> **Exercise goal**: In the material below, find all lines with the string "date" and copy them.

Records contained in a dataset:
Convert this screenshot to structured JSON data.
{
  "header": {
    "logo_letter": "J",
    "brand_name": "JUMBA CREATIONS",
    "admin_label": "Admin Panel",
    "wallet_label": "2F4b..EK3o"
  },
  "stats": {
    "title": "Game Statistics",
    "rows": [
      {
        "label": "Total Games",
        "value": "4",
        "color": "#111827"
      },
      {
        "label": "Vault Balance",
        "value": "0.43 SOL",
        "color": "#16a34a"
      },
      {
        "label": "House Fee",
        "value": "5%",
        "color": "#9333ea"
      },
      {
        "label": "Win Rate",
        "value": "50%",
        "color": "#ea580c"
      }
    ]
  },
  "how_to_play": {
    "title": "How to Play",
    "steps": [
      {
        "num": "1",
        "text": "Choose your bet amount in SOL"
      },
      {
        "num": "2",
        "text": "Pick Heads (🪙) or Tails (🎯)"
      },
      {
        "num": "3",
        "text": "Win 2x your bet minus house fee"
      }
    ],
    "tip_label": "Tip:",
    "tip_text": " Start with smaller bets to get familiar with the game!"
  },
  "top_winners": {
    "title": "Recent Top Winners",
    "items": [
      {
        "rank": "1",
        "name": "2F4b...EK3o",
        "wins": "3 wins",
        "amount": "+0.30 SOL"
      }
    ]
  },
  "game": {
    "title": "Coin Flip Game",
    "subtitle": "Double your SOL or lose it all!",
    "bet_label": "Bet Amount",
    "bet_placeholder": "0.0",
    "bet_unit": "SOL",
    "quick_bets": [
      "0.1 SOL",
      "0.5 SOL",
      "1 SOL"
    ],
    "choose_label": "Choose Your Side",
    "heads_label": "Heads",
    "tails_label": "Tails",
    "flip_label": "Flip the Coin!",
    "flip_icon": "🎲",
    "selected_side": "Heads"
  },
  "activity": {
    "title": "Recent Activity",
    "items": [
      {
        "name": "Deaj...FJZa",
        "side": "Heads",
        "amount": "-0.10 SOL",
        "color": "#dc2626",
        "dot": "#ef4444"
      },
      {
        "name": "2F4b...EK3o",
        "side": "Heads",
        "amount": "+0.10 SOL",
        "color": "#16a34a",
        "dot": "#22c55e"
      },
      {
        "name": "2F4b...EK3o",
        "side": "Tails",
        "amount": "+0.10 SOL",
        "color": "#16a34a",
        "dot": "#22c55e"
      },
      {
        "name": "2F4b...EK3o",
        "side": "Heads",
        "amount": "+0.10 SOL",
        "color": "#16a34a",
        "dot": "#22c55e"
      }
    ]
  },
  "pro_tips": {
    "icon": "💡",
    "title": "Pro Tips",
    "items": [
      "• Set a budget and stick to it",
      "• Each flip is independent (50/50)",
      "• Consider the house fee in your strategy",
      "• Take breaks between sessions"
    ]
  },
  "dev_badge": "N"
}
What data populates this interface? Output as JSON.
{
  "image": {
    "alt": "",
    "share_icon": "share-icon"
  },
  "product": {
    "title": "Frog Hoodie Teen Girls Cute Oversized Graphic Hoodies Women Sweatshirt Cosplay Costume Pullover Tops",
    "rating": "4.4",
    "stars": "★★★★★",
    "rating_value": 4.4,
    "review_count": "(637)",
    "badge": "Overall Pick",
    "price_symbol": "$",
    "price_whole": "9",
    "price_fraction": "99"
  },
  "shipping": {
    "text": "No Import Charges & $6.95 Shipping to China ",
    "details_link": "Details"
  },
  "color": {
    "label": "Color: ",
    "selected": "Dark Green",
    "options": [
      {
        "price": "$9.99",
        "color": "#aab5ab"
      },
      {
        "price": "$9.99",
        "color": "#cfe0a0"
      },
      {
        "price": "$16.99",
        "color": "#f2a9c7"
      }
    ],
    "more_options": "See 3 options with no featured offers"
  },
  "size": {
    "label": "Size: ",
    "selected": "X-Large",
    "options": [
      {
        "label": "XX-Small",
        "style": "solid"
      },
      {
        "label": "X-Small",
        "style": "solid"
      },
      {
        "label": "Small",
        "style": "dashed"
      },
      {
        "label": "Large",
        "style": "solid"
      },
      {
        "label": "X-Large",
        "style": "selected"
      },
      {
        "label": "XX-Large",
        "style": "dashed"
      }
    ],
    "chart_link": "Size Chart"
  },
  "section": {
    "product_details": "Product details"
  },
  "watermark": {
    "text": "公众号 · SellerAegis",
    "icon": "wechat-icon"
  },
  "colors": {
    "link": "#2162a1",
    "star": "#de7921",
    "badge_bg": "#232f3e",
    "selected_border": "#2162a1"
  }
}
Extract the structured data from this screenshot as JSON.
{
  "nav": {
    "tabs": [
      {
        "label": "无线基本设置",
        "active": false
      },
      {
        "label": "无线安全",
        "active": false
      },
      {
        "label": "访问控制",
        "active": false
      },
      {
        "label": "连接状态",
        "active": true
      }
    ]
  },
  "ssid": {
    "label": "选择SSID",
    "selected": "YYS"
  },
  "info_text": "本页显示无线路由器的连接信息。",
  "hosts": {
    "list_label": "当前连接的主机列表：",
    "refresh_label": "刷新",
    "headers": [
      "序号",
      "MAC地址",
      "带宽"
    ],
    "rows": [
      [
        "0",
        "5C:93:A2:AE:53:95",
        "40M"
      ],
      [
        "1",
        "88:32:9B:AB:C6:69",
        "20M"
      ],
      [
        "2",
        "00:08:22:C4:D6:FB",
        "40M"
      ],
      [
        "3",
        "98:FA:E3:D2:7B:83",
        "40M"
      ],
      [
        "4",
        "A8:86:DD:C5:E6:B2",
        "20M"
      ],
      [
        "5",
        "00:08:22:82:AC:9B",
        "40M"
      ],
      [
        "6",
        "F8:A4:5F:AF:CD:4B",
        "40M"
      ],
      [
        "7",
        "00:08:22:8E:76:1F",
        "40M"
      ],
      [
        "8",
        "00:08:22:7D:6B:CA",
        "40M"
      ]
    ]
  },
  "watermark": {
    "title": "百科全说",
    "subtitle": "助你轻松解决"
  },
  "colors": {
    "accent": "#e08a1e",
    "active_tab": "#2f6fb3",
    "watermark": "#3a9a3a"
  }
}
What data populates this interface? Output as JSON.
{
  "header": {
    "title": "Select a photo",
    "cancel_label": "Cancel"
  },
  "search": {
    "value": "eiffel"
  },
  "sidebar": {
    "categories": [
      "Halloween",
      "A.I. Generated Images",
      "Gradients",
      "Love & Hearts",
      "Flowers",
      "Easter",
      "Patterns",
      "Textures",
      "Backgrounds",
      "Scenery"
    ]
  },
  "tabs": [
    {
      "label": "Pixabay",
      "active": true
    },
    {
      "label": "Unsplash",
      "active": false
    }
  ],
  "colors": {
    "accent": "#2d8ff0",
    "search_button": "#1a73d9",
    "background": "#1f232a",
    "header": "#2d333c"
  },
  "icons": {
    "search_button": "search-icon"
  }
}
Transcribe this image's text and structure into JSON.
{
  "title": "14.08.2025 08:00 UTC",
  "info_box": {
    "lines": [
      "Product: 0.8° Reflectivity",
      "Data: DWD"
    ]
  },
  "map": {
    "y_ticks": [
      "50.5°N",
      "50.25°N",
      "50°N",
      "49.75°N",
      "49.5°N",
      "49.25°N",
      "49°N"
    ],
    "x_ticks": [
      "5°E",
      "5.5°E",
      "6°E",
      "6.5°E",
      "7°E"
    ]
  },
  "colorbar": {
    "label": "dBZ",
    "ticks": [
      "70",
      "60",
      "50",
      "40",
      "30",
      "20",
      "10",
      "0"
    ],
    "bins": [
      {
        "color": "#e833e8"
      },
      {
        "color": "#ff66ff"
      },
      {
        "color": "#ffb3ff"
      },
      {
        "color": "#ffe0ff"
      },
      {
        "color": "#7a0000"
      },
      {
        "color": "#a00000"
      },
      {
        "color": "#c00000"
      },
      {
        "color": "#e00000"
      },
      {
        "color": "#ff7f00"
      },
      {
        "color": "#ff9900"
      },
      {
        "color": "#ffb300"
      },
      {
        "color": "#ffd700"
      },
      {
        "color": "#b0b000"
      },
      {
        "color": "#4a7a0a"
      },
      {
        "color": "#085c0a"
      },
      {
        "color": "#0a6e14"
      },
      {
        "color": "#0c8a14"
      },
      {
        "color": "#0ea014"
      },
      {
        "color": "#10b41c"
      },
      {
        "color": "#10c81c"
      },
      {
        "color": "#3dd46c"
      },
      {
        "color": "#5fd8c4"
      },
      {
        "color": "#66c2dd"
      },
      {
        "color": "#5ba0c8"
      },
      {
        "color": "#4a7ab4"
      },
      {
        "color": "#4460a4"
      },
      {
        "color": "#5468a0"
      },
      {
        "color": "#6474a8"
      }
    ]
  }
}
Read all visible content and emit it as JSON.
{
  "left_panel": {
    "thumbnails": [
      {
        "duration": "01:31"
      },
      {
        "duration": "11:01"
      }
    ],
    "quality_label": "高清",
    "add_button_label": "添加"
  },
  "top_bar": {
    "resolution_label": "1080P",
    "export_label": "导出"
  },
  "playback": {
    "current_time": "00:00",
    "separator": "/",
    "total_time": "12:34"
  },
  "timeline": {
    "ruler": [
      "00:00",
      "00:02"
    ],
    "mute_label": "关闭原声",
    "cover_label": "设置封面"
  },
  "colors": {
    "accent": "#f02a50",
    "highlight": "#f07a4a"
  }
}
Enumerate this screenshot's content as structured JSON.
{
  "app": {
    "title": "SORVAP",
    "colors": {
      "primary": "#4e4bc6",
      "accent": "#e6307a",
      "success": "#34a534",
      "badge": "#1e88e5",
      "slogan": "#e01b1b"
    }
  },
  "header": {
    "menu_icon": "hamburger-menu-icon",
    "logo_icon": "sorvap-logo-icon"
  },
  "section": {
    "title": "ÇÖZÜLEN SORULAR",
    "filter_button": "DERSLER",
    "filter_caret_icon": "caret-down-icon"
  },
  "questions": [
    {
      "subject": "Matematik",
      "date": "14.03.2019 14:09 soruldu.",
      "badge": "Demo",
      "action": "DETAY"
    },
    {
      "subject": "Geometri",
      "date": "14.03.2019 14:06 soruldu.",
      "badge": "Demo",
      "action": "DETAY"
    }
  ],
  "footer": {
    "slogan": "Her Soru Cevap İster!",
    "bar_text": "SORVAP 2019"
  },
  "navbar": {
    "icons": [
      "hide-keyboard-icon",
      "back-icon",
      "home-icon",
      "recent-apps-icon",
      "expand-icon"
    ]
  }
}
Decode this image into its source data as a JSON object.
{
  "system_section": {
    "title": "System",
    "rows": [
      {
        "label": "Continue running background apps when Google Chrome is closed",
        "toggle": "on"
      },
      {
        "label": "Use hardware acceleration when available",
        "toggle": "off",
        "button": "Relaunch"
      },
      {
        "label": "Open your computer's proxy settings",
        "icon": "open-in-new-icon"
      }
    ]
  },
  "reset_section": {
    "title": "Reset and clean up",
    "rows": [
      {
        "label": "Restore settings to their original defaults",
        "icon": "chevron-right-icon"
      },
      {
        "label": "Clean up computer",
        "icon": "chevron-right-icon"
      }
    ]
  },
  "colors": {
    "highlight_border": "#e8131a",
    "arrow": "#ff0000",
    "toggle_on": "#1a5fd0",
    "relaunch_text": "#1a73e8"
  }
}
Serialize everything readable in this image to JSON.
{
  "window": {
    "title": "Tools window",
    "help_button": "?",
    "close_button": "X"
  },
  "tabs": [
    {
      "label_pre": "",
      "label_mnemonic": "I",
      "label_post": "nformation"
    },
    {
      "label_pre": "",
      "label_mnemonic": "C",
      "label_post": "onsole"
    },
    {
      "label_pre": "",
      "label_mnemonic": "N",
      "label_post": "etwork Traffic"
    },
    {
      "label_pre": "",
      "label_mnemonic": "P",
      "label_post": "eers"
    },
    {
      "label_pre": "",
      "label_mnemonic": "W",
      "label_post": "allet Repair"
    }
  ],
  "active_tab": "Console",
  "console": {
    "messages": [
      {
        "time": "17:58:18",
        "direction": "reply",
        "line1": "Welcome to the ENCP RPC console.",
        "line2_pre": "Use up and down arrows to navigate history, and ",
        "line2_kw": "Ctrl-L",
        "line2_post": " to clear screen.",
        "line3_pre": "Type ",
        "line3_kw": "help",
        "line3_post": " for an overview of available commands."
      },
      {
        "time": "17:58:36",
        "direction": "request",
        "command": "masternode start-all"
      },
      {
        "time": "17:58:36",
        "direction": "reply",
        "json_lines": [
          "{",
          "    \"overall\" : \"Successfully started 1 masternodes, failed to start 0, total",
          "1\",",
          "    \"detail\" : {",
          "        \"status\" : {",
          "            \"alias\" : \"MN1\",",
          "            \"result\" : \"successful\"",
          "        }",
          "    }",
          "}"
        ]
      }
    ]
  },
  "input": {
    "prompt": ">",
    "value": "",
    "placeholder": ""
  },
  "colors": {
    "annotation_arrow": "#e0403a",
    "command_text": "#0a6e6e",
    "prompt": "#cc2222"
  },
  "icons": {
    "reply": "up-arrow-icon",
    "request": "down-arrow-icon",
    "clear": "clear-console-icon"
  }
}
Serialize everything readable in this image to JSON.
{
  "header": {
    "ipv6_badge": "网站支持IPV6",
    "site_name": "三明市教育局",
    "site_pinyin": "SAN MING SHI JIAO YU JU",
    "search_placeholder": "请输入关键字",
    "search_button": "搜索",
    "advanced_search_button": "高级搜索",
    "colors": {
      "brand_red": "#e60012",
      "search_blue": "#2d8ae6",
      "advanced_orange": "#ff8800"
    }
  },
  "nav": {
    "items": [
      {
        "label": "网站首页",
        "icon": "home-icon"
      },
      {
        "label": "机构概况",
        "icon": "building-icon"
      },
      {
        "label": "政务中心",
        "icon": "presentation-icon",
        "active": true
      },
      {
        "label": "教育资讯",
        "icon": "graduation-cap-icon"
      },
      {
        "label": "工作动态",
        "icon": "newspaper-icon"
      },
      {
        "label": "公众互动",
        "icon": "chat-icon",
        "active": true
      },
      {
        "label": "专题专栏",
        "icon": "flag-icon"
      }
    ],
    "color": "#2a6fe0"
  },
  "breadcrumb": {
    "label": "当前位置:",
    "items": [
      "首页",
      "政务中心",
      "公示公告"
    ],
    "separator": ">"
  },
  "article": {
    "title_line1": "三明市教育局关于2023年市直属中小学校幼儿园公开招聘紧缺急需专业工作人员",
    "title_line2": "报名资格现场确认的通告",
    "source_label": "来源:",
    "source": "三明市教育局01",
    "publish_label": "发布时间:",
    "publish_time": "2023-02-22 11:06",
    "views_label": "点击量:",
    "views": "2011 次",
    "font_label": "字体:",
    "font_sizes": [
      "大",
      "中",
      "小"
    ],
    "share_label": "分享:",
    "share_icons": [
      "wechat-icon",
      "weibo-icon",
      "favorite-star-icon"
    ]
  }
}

> **Written response**:
      "date": "14.03.2019 14:09 soruldu.",
      "date": "14.03.2019 14:06 soruldu.",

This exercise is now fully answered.